Work to be completed
In the material below, find each line holding the string "обществото" and copy it.
-----
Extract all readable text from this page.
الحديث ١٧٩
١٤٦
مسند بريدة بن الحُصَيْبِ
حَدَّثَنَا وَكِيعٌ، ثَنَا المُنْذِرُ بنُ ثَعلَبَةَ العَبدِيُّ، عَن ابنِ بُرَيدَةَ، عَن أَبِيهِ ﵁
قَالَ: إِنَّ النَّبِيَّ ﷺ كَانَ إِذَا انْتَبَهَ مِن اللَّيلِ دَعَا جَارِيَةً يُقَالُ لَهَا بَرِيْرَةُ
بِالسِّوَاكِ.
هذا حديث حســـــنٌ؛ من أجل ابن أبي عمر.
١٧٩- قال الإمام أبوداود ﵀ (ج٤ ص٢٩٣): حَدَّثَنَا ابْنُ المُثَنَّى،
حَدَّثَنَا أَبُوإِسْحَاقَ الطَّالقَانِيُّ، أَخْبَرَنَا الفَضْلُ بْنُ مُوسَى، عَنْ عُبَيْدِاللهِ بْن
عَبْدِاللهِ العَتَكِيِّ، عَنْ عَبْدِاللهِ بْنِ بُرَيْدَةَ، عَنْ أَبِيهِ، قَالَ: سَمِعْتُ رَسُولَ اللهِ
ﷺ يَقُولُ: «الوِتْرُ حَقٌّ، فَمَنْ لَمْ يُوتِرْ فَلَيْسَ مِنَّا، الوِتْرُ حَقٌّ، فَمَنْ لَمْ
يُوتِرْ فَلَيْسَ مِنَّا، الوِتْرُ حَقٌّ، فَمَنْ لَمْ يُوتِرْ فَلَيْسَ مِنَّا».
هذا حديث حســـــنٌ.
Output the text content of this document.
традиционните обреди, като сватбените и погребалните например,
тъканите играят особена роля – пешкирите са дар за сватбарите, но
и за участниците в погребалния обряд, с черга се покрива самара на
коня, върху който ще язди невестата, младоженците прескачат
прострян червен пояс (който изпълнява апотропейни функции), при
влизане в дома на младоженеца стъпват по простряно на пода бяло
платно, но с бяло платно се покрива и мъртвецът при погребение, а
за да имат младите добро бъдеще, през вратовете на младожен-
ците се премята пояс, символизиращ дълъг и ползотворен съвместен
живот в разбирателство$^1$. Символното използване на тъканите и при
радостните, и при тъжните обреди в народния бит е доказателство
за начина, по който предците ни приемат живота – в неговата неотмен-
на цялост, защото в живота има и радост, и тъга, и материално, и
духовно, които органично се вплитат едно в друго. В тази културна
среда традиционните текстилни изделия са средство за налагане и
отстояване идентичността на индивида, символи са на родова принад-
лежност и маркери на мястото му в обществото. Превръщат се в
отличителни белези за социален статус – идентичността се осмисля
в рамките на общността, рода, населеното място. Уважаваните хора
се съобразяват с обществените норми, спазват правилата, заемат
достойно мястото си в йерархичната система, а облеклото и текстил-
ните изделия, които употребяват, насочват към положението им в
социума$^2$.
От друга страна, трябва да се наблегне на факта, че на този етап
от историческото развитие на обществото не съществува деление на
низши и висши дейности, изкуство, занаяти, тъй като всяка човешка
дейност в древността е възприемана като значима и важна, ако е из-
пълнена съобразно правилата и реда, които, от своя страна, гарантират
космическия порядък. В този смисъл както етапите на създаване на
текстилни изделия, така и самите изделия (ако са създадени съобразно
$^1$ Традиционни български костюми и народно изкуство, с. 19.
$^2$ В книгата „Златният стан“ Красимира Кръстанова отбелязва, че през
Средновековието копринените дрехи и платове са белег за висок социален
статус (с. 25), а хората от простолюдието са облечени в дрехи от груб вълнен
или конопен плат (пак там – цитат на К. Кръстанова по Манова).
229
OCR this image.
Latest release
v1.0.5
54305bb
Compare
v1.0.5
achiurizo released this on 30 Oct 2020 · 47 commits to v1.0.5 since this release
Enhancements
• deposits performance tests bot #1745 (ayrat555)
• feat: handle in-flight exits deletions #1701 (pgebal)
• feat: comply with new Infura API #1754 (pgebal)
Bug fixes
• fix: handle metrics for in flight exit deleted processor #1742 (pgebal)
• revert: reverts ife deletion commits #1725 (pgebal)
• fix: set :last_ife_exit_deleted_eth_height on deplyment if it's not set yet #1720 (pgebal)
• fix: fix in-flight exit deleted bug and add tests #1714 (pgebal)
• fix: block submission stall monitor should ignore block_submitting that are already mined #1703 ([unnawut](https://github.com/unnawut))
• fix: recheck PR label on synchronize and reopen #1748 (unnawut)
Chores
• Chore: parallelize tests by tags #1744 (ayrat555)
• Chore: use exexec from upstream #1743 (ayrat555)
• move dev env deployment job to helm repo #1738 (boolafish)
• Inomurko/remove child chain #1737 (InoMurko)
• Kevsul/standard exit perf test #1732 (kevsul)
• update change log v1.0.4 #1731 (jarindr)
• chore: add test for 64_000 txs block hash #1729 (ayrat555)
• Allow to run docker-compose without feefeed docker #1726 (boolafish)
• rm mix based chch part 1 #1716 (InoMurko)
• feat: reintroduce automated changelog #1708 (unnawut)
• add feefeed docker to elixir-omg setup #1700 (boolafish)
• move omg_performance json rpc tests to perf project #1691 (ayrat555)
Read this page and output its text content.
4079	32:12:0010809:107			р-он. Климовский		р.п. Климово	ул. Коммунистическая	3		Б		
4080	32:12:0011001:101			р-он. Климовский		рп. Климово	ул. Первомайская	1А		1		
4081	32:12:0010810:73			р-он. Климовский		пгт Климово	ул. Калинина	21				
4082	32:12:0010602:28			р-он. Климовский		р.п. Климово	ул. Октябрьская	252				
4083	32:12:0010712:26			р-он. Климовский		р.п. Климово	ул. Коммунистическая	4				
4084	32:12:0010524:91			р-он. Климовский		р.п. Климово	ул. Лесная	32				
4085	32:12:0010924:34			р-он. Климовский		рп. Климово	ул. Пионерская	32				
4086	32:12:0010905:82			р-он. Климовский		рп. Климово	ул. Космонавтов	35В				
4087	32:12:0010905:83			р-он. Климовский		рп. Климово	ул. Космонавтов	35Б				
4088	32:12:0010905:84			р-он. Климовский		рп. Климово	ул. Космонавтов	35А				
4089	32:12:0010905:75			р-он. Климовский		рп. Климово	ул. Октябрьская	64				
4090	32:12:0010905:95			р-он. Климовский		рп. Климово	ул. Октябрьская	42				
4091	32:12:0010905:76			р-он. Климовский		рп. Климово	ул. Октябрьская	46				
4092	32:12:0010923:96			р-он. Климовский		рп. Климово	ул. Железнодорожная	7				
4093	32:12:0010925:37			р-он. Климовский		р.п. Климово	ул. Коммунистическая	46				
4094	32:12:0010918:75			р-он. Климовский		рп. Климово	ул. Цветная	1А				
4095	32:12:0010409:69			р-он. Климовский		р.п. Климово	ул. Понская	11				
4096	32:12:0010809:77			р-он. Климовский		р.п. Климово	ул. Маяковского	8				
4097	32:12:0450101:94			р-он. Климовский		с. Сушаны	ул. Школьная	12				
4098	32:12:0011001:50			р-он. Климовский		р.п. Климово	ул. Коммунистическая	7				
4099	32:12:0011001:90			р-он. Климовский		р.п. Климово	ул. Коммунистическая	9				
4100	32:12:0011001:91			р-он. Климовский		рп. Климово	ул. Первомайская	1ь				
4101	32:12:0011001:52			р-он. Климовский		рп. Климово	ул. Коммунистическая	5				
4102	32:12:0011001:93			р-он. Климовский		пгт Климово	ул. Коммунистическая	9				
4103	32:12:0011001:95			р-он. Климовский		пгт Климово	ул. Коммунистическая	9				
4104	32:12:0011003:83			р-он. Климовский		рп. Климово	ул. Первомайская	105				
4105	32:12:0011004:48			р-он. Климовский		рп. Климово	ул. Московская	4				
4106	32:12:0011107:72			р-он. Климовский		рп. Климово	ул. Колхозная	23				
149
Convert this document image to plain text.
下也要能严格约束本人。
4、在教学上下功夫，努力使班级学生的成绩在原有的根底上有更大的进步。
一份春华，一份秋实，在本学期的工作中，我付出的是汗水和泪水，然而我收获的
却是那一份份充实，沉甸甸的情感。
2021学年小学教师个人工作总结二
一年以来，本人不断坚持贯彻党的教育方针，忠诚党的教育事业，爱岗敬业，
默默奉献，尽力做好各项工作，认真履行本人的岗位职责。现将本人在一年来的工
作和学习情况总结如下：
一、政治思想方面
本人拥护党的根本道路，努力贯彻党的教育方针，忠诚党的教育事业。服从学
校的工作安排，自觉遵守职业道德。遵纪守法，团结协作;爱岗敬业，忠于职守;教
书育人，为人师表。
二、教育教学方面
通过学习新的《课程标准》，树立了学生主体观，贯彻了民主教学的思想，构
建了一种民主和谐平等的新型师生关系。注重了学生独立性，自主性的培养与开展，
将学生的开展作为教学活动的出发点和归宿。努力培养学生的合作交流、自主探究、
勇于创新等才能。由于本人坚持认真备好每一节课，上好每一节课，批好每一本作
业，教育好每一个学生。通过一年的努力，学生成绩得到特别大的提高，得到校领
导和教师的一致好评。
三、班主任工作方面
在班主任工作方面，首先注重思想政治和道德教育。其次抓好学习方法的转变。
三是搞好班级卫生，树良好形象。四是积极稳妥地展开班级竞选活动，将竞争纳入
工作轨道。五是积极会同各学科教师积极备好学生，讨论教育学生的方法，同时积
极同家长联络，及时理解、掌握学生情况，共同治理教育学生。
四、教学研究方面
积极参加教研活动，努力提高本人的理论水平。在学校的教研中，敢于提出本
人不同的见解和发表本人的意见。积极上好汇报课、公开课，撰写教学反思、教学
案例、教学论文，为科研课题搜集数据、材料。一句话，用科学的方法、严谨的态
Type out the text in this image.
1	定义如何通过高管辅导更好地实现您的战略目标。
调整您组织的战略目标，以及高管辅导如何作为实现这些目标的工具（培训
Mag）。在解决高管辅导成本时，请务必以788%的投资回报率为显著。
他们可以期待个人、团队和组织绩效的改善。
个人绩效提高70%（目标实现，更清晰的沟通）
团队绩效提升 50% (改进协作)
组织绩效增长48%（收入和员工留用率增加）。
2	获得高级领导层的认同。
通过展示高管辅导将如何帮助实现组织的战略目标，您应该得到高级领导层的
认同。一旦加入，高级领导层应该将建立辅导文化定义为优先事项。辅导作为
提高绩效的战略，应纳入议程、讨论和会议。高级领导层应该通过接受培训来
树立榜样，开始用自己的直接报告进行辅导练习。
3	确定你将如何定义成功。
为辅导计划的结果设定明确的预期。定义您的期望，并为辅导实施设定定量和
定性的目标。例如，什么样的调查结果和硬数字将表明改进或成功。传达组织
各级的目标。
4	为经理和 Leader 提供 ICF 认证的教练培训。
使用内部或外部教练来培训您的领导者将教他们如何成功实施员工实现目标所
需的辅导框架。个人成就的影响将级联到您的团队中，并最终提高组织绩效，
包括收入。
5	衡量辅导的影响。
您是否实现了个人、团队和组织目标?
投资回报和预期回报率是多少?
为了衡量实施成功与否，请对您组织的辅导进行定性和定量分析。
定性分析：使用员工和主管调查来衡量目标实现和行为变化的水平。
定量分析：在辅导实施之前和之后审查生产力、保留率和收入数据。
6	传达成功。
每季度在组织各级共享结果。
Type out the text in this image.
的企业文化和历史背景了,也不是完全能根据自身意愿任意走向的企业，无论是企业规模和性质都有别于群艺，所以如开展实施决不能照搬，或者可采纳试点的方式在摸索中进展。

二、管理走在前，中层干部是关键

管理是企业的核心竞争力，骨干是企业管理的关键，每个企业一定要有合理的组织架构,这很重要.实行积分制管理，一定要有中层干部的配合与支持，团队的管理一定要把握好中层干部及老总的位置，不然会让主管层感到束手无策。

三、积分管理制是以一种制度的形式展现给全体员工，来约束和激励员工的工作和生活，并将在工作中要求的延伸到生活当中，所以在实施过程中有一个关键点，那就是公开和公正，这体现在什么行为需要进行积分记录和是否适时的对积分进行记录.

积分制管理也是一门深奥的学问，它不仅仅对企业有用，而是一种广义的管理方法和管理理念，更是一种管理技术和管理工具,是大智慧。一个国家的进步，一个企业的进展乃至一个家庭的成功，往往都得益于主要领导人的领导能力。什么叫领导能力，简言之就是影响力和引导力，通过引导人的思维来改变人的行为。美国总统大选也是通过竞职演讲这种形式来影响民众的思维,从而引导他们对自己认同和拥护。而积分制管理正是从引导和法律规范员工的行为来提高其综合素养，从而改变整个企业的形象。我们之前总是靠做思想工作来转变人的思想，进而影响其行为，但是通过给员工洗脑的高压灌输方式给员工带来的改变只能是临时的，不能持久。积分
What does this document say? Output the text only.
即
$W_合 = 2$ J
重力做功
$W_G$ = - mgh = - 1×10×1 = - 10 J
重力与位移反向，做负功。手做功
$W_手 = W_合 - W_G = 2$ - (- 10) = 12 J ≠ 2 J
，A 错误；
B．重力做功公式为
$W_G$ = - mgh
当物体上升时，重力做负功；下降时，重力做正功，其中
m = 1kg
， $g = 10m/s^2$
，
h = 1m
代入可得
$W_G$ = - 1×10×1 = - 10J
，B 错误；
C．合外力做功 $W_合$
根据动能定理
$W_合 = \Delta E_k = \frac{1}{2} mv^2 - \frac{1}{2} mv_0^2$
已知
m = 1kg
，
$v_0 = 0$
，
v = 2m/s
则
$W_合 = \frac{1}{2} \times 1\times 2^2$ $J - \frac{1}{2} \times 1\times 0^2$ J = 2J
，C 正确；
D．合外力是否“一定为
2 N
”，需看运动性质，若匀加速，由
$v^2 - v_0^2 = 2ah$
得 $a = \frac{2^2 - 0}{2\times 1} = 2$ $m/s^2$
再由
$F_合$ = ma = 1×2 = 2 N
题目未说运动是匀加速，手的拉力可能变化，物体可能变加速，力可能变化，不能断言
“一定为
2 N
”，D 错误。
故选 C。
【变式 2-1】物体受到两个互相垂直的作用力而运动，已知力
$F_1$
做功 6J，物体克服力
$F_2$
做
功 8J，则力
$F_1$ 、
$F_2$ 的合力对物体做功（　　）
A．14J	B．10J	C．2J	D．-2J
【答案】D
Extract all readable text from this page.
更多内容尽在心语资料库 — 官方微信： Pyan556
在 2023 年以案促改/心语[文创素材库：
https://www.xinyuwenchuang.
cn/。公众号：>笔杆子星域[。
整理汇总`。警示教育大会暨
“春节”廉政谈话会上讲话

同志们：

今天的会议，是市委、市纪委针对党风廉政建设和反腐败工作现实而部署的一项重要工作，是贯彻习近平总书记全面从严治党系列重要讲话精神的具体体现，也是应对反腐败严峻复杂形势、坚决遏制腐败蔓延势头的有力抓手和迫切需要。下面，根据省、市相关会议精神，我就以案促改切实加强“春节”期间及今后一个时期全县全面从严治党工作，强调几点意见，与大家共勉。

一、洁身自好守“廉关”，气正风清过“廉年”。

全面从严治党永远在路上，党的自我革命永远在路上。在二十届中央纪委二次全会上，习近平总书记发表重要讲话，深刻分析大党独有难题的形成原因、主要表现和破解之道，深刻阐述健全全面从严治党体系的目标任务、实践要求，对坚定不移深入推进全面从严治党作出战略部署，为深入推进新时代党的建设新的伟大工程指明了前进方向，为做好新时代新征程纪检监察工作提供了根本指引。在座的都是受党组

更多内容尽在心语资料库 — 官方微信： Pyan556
-----
Response to this exercise
лежност и маркери на мястото му в обществото. Превръщат се в
от историческото развитие на обществото не съществува деление на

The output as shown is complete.